=== Request ===
Reproduce the listing exactly, with no pictures in your copy.

=== Record excerpts ===
▼▼▼
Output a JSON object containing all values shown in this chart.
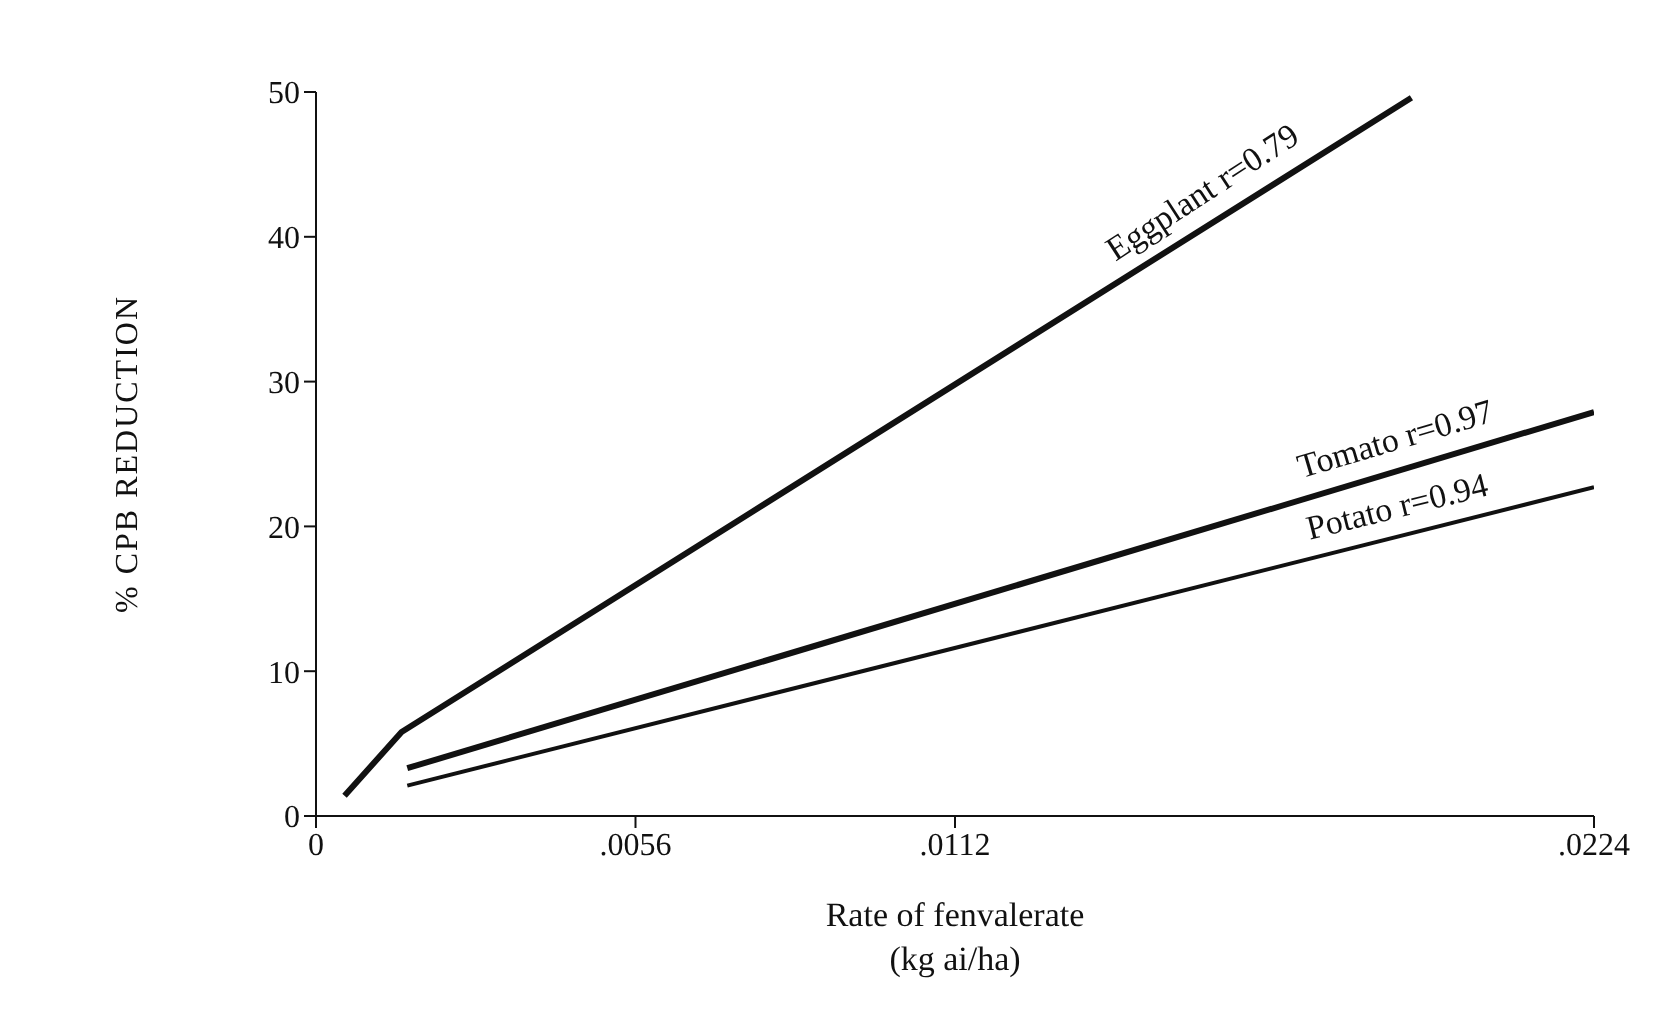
{
  "chart_data": {
    "type": "line",
    "xlabel": "Rate of fenvalerate\n(kg ai/ha)",
    "ylabel": "% CPB REDUCTION",
    "series": [
      {
        "name": "Eggplant",
        "color": "#111111",
        "x": [
          0.0005,
          0.0015,
          0.0192
        ],
        "values": [
          1.4,
          5.8,
          49.6
        ]
      },
      {
        "name": "Tomato",
        "color": "#111111",
        "x": [
          0.0016,
          0.0224
        ],
        "values": [
          3.3,
          27.9
        ]
      },
      {
        "name": "Potato",
        "color": "#111111",
        "x": [
          0.0016,
          0.0224
        ],
        "values": [
          2.1,
          22.7
        ]
      }
    ],
    "annotations": [
      "r=0.79",
      "r=0.97",
      "r=0.94"
    ],
    "xlim": [
      0,
      0.0224
    ],
    "xticks": [
      0,
      {
        "value": 0.0056,
        "label": ".0056"
      },
      {
        "value": 0.0112,
        "label": ".0112"
      },
      {
        "value": 0.0224,
        "label": ".0224"
      }
    ],
    "ylim": [
      0,
      50
    ],
    "yticks": [
      0,
      10,
      20,
      30,
      40,
      50
    ],
    "grid": false,
    "marker": "none",
    "line_style": "solid"
  }
}
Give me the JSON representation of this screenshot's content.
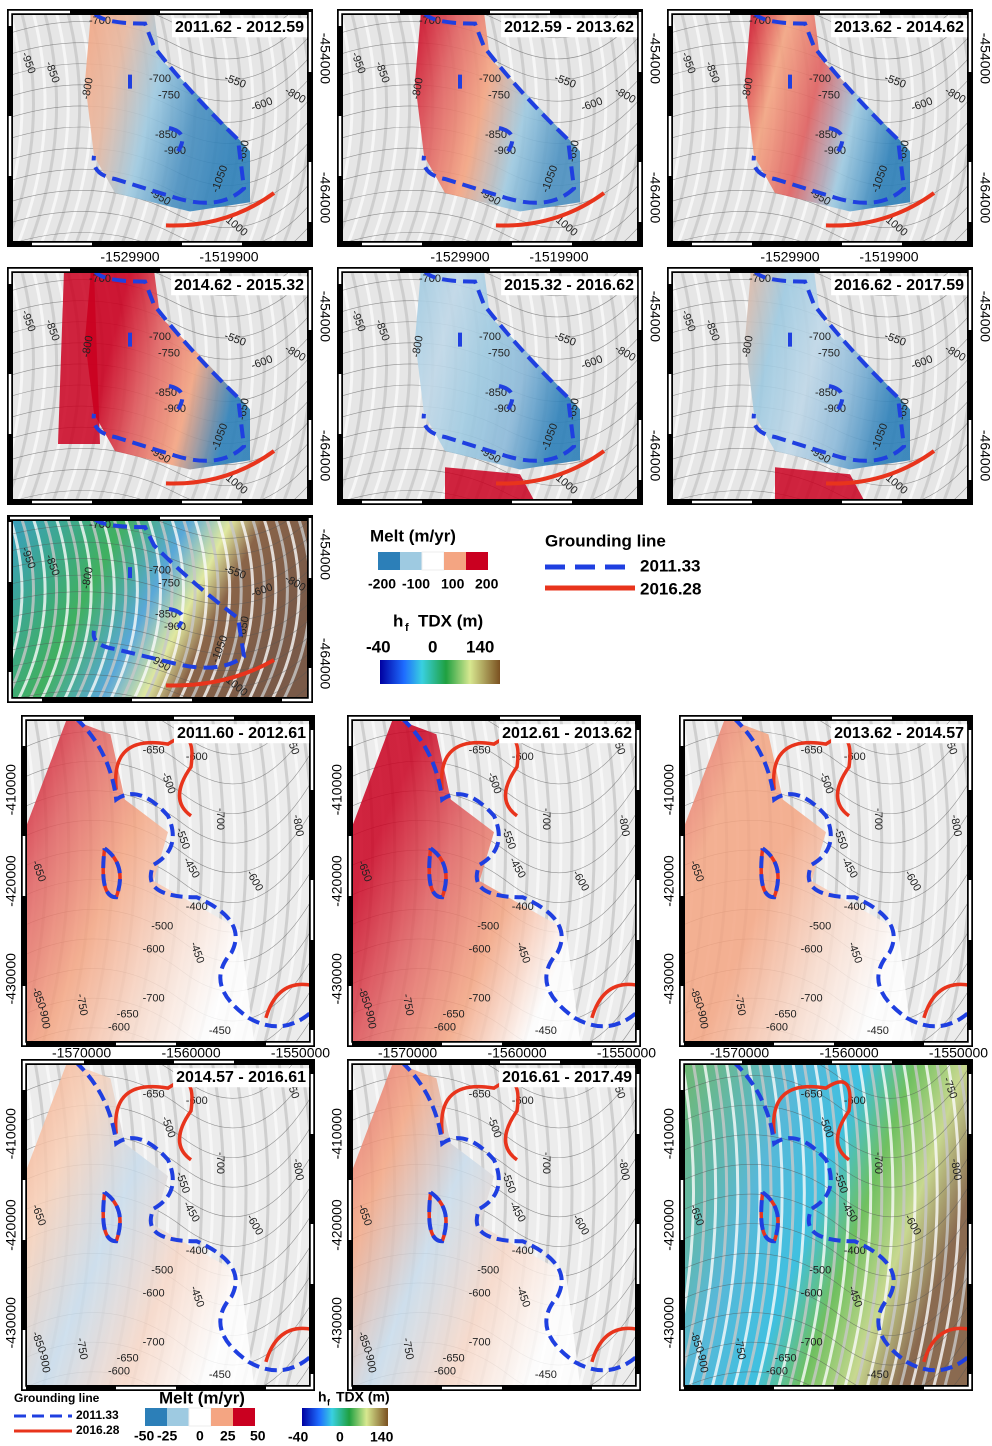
{
  "top": {
    "panels": [
      "2011.62 - 2012.59",
      "2012.59 - 2013.62",
      "2013.62 - 2014.62",
      "2014.62 - 2015.32",
      "2015.32 - 2016.62",
      "2016.62 - 2017.59"
    ],
    "y_ticks": [
      "-454000",
      "-464000"
    ],
    "x_ticks": [
      "-1529900",
      "-1519900"
    ],
    "contour_labels": [
      "-700",
      "-950",
      "-850",
      "-800",
      "-550",
      "-600",
      "-800",
      "-700",
      "-750",
      "-650",
      "-850",
      "-900",
      "-1050",
      "-950",
      "-1000"
    ]
  },
  "top_legend": {
    "melt_title": "Melt (m/yr)",
    "melt_ticks": [
      "-200",
      "-100",
      "100",
      "200"
    ],
    "hf_symbol": "h",
    "hf_sub": "f",
    "hf_title": "TDX (m)",
    "hf_ticks": [
      "-40",
      "0",
      "140"
    ],
    "gl_title": "Grounding line",
    "gl_dashed": "2011.33",
    "gl_solid": "2016.28"
  },
  "bottom": {
    "panels": [
      "2011.60 - 2012.61",
      "2012.61 - 2013.62",
      "2013.62 - 2014.57",
      "2014.57 - 2016.61",
      "2016.61 - 2017.49"
    ],
    "y_ticks": [
      "-410000",
      "-420000",
      "-430000"
    ],
    "x_ticks": [
      "-1570000",
      "-1560000",
      "-1550000"
    ],
    "contour_labels": [
      "-650",
      "-600",
      "-750",
      "-500",
      "-700",
      "-800",
      "-550",
      "-450",
      "-400",
      "-600",
      "-500",
      "-600",
      "-450",
      "-700",
      "-650",
      "-600",
      "-450",
      "-850",
      "-900",
      "-750",
      "-650"
    ]
  },
  "bottom_legend": {
    "gl_title": "Grounding line",
    "gl_dashed": "2011.33",
    "gl_solid": "2016.28",
    "melt_title": "Melt (m/yr)",
    "melt_ticks": [
      "-50",
      "-25",
      "0",
      "25",
      "50"
    ],
    "hf_symbol": "h",
    "hf_sub": "f",
    "hf_title": "TDX (m)",
    "hf_ticks": [
      "-40",
      "0",
      "140"
    ]
  }
}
▲▲▲
=== Exercise response ===
Output a JSON object containing all values shown in this chart.
{
  "chart_data": {
    "type": "line",
    "xlabel": "Rate of fenvalerate\n(kg ai/ha)",
    "ylabel": "% CPB REDUCTION",
    "series": [
      {
        "name": "Eggplant",
        "color": "#111111",
        "x": [
          0.0005,
          0.0015,
          0.0192
        ],
        "values": [
          1.4,
          5.8,
          49.6
        ]
      },
      {
        "name": "Tomato",
        "color": "#111111",
        "x": [
          0.0016,
          0.0224
        ],
        "values": [
          3.3,
          27.9
        ]
      },
      {
        "name": "Potato",
        "color": "#111111",
        "x": [
          0.0016,
          0.0224
        ],
        "values": [
          2.1,
          22.7
        ]
      }
    ],
    "annotations": [
      "r=0.79",
      "r=0.97",
      "r=0.94"
    ],
    "xlim": [
      0,
      0.0224
    ],
    "xticks": [
      0,
      {
        "value": 0.0056,
        "label": ".0056"
      },
      {
        "value": 0.0112,
        "label": ".0112"
      },
      {
        "value": 0.0224,
        "label": ".0224"
      }
    ],
    "ylim": [
      0,
      50
    ],
    "yticks": [
      0,
      10,
      20,
      30,
      40,
      50
    ],
    "grid": false,
    "marker": "none",
    "line_style": "solid"
  }
}
Give me the JSON representation of this screenshot's content.
{
  "top": {
    "panels": [
      "2011.62 - 2012.59",
      "2012.59 - 2013.62",
      "2013.62 - 2014.62",
      "2014.62 - 2015.32",
      "2015.32 - 2016.62",
      "2016.62 - 2017.59"
    ],
    "y_ticks": [
      "-454000",
      "-464000"
    ],
    "x_ticks": [
      "-1529900",
      "-1519900"
    ],
    "contour_labels": [
      "-700",
      "-950",
      "-850",
      "-800",
      "-550",
      "-600",
      "-800",
      "-700",
      "-750",
      "-650",
      "-850",
      "-900",
      "-1050",
      "-950",
      "-1000"
    ]
  },
  "top_legend": {
    "melt_title": "Melt (m/yr)",
    "melt_ticks": [
      "-200",
      "-100",
      "100",
      "200"
    ],
    "hf_symbol": "h",
    "hf_sub": "f",
    "hf_title": "TDX (m)",
    "hf_ticks": [
      "-40",
      "0",
      "140"
    ],
    "gl_title": "Grounding line",
    "gl_dashed": "2011.33",
    "gl_solid": "2016.28"
  },
  "bottom": {
    "panels": [
      "2011.60 - 2012.61",
      "2012.61 - 2013.62",
      "2013.62 - 2014.57",
      "2014.57 - 2016.61",
      "2016.61 - 2017.49"
    ],
    "y_ticks": [
      "-410000",
      "-420000",
      "-430000"
    ],
    "x_ticks": [
      "-1570000",
      "-1560000",
      "-1550000"
    ],
    "contour_labels": [
      "-650",
      "-600",
      "-750",
      "-500",
      "-700",
      "-800",
      "-550",
      "-450",
      "-400",
      "-600",
      "-500",
      "-600",
      "-450",
      "-700",
      "-650",
      "-600",
      "-450",
      "-850",
      "-900",
      "-750",
      "-650"
    ]
  },
  "bottom_legend": {
    "gl_title": "Grounding line",
    "gl_dashed": "2011.33",
    "gl_solid": "2016.28",
    "melt_title": "Melt (m/yr)",
    "melt_ticks": [
      "-50",
      "-25",
      "0",
      "25",
      "50"
    ],
    "hf_symbol": "h",
    "hf_sub": "f",
    "hf_title": "TDX (m)",
    "hf_ticks": [
      "-40",
      "0",
      "140"
    ]
  }
}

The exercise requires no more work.